Begin
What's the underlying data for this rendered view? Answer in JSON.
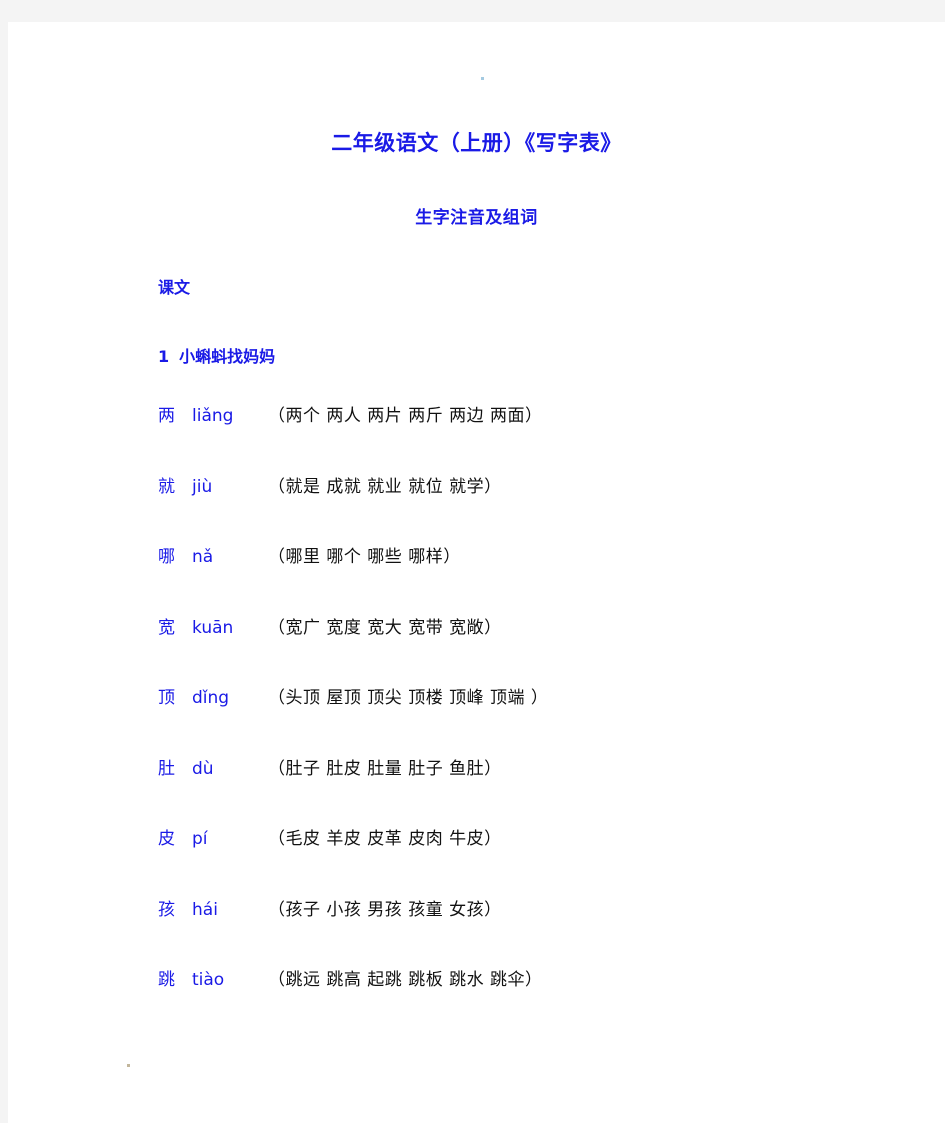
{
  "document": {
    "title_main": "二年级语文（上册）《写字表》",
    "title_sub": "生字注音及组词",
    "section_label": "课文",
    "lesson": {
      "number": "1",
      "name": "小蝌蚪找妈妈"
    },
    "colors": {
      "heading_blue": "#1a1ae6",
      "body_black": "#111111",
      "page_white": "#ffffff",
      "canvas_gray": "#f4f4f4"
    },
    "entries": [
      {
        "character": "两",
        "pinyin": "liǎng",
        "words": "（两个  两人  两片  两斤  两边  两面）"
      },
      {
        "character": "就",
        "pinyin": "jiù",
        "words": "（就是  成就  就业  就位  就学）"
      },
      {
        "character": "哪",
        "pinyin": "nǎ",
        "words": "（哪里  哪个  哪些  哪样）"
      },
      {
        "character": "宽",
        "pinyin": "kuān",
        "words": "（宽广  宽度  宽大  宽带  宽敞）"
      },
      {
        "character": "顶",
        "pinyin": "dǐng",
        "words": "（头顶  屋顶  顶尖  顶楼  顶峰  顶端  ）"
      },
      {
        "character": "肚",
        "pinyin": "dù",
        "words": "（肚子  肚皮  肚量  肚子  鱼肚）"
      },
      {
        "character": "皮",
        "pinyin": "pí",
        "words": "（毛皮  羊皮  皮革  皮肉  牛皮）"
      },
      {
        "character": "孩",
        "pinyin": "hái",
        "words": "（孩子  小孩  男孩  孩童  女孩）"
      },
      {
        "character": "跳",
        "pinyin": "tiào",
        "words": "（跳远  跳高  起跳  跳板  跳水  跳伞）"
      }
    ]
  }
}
End
Begin
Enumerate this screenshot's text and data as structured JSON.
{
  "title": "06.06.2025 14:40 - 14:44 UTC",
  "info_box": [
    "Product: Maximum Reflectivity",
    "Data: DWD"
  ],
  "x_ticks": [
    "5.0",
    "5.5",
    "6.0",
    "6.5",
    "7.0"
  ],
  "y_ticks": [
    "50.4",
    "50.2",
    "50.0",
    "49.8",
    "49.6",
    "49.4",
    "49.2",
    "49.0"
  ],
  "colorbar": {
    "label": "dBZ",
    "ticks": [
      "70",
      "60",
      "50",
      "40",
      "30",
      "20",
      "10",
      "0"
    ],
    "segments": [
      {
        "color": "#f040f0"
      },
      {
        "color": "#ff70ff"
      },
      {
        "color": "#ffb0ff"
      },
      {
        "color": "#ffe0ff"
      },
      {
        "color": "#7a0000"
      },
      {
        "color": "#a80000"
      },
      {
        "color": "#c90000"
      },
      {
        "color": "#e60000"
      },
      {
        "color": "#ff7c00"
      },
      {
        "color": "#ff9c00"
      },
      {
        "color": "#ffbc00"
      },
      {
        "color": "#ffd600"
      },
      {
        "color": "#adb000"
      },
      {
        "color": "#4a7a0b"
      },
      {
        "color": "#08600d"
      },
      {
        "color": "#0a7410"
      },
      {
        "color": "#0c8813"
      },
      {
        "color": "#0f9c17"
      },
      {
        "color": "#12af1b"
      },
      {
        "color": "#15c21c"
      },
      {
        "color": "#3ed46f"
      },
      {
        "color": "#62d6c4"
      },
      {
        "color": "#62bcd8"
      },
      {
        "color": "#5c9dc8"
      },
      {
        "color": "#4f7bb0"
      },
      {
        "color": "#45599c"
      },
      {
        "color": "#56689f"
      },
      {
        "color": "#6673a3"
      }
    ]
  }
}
End
Begin
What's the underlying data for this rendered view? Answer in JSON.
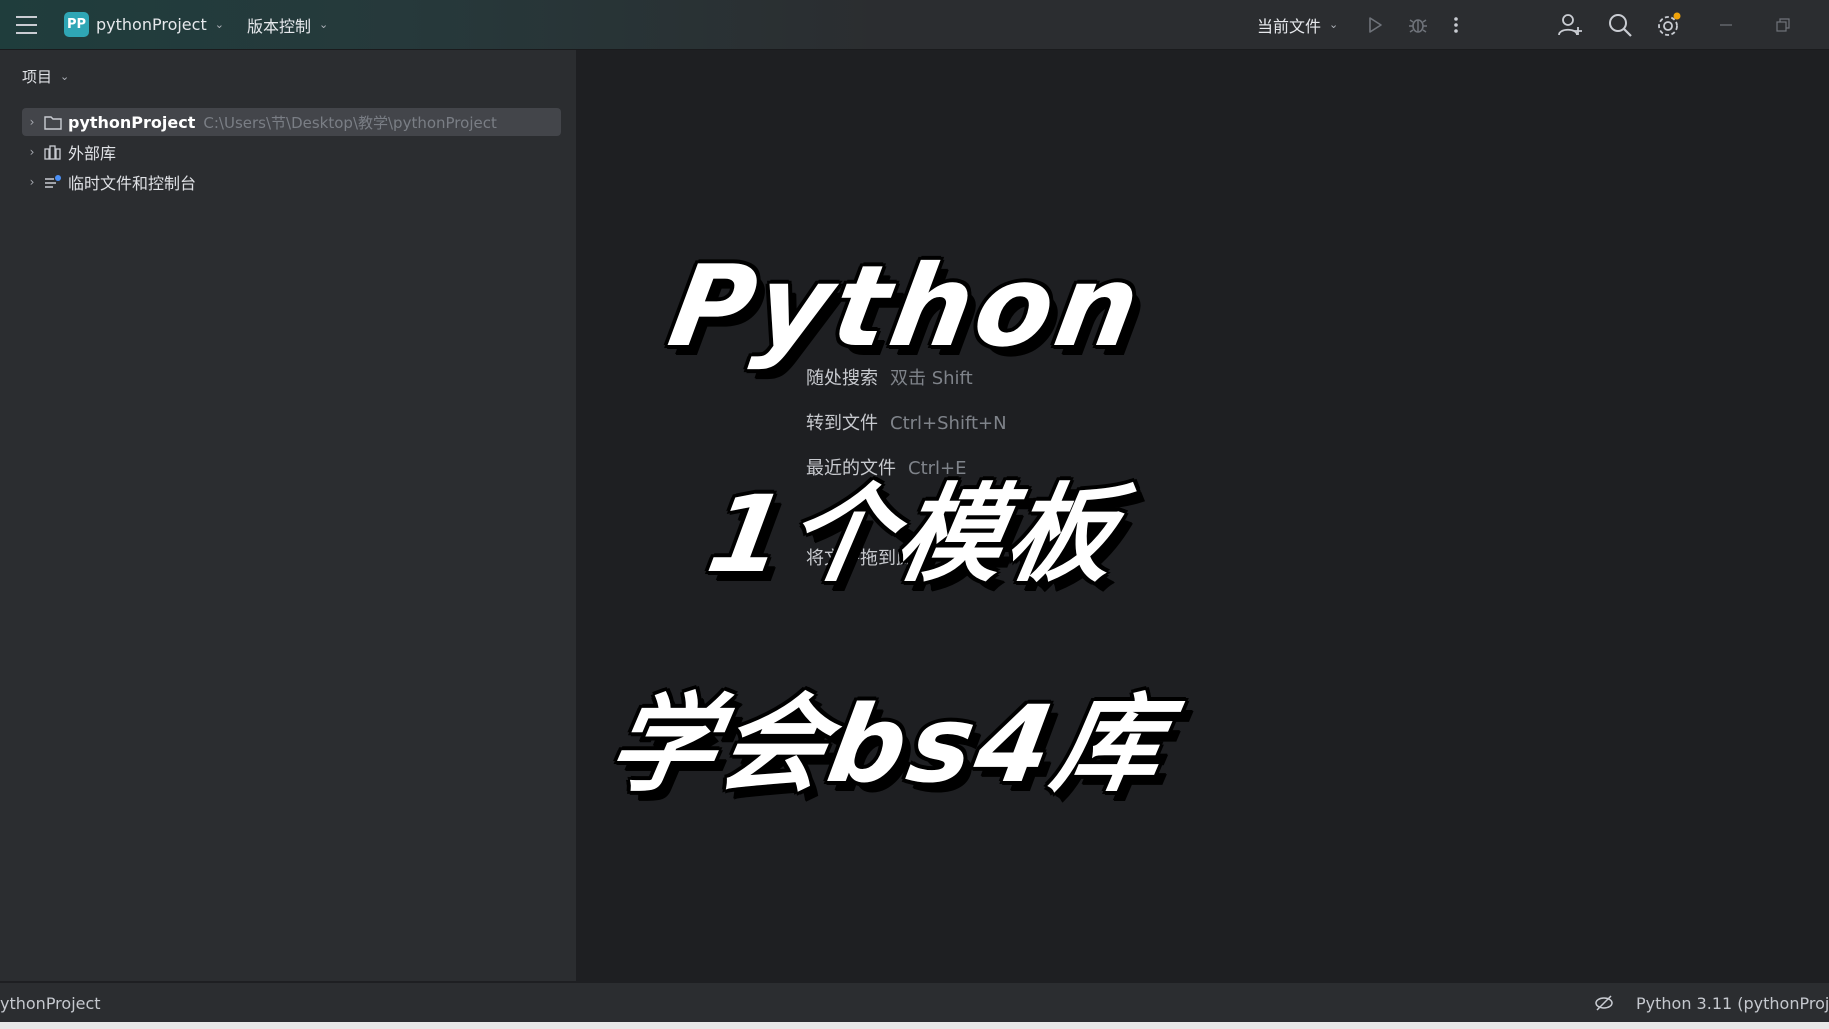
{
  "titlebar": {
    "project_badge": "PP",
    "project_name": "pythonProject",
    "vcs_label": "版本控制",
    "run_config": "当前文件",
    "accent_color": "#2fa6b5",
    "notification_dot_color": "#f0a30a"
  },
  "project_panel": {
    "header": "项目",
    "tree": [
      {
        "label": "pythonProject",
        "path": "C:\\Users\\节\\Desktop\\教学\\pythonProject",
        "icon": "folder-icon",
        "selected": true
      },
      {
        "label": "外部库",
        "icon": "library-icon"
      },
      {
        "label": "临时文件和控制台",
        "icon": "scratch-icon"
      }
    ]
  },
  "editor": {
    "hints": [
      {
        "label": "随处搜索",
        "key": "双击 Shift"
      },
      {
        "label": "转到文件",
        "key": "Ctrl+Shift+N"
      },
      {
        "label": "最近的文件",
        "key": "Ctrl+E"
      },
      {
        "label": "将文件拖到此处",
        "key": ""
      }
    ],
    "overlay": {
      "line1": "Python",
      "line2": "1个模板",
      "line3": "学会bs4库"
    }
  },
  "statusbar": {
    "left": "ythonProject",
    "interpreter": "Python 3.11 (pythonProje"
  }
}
End
(Goal):
Copy every line in the listing above where the string "words" turns up.

(Task result):
        "words": "（两个  两人  两片  两斤  两边  两面）"
        "words": "（就是  成就  就业  就位  就学）"
        "words": "（哪里  哪个  哪些  哪样）"
        "words": "（宽广  宽度  宽大  宽带  宽敞）"
        "words": "（头顶  屋顶  顶尖  顶楼  顶峰  顶端  ）"
        "words": "（肚子  肚皮  肚量  肚子  鱼肚）"
        "words": "（毛皮  羊皮  皮革  皮肉  牛皮）"
        "words": "（孩子  小孩  男孩  孩童  女孩）"
        "words": "（跳远  跳高  起跳  跳板  跳水  跳伞）"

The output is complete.